* WRITTEN INSTRUCTION: Copy out every line exactly as given.

* ENTRIES:
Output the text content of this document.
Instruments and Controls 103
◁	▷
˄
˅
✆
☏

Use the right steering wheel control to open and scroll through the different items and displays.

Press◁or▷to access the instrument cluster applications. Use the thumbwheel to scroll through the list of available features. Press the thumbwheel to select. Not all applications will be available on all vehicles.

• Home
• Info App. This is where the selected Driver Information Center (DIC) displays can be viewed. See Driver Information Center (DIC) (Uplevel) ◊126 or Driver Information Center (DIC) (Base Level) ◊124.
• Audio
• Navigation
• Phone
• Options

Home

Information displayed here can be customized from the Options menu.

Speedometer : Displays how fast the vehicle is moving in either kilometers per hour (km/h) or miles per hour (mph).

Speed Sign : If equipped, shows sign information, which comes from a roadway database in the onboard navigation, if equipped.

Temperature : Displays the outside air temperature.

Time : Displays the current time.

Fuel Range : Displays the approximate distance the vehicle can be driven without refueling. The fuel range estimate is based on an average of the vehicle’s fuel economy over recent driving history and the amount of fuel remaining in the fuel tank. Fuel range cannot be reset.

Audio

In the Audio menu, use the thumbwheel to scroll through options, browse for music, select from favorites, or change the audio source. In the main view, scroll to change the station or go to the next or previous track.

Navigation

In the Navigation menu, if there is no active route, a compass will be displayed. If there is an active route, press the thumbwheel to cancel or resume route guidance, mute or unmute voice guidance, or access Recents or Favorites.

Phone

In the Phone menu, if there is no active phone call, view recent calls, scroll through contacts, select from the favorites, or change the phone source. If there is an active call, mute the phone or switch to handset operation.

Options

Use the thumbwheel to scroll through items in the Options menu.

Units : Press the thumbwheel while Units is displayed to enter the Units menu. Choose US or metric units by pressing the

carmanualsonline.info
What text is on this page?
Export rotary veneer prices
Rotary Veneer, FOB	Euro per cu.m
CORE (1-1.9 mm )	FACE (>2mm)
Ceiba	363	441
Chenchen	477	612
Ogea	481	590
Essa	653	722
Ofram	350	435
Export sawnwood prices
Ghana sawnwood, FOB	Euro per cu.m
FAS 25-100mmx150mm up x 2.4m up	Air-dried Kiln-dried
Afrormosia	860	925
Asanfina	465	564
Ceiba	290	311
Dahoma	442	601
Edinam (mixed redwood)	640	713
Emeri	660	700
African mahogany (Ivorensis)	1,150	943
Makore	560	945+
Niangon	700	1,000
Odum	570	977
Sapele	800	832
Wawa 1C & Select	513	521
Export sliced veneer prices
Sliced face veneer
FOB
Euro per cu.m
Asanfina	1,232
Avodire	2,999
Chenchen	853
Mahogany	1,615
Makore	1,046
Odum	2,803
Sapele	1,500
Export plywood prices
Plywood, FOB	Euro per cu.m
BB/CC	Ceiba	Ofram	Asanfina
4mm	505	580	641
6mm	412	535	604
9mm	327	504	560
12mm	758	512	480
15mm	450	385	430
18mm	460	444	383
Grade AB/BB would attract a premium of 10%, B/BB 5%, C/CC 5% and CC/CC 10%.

* PROBLEM SOLUTION:
Output the text content of this document.
Instruments and Controls 103
◁	▷
˄
˅
✆
☏

Use the right steering wheel control to open and scroll through the different items and displays.

Press◁or▷to access the instrument cluster applications. Use the thumbwheel to scroll through the list of available features. Press the thumbwheel to select. Not all applications will be available on all vehicles.

• Home
• Info App. This is where the selected Driver Information Center (DIC) displays can be viewed. See Driver Information Center (DIC) (Uplevel) ◊126 or Driver Information Center (DIC) (Base Level) ◊124.
• Audio
• Navigation
• Phone
• Options

Home

Information displayed here can be customized from the Options menu.

Speedometer : Displays how fast the vehicle is moving in either kilometers per hour (km/h) or miles per hour (mph).

Speed Sign : If equipped, shows sign information, which comes from a roadway database in the onboard navigation, if equipped.

Temperature : Displays the outside air temperature.

Time : Displays the current time.

Fuel Range : Displays the approximate distance the vehicle can be driven without refueling. The fuel range estimate is based on an average of the vehicle’s fuel economy over recent driving history and the amount of fuel remaining in the fuel tank. Fuel range cannot be reset.

Audio

In the Audio menu, use the thumbwheel to scroll through options, browse for music, select from favorites, or change the audio source. In the main view, scroll to change the station or go to the next or previous track.

Navigation

In the Navigation menu, if there is no active route, a compass will be displayed. If there is an active route, press the thumbwheel to cancel or resume route guidance, mute or unmute voice guidance, or access Recents or Favorites.

Phone

In the Phone menu, if there is no active phone call, view recent calls, scroll through contacts, select from the favorites, or change the phone source. If there is an active call, mute the phone or switch to handset operation.

Options

Use the thumbwheel to scroll through items in the Options menu.

Units : Press the thumbwheel while Units is displayed to enter the Units menu. Choose US or metric units by pressing the

carmanualsonline.info
What text is on this page?
Export rotary veneer prices
Rotary Veneer, FOB	Euro per cu.m
CORE (1-1.9 mm )	FACE (>2mm)
Ceiba	363	441
Chenchen	477	612
Ogea	481	590
Essa	653	722
Ofram	350	435
Export sawnwood prices
Ghana sawnwood, FOB	Euro per cu.m
FAS 25-100mmx150mm up x 2.4m up	Air-dried Kiln-dried
Afrormosia	860	925
Asanfina	465	564
Ceiba	290	311
Dahoma	442	601
Edinam (mixed redwood)	640	713
Emeri	660	700
African mahogany (Ivorensis)	1,150	943
Makore	560	945+
Niangon	700	1,000
Odum	570	977
Sapele	800	832
Wawa 1C & Select	513	521
Export sliced veneer prices
Sliced face veneer
FOB
Euro per cu.m
Asanfina	1,232
Avodire	2,999
Chenchen	853
Mahogany	1,615
Makore	1,046
Odum	2,803
Sapele	1,500
Export plywood prices
Plywood, FOB	Euro per cu.m
BB/CC	Ceiba	Ofram	Asanfina
4mm	505	580	641
6mm	412	535	604
9mm	327	504	560
12mm	758	512	480
15mm	450	385	430
18mm	460	444	383
Grade AB/BB would attract a premium of 10%, B/BB 5%, C/CC 5% and CC/CC 10%.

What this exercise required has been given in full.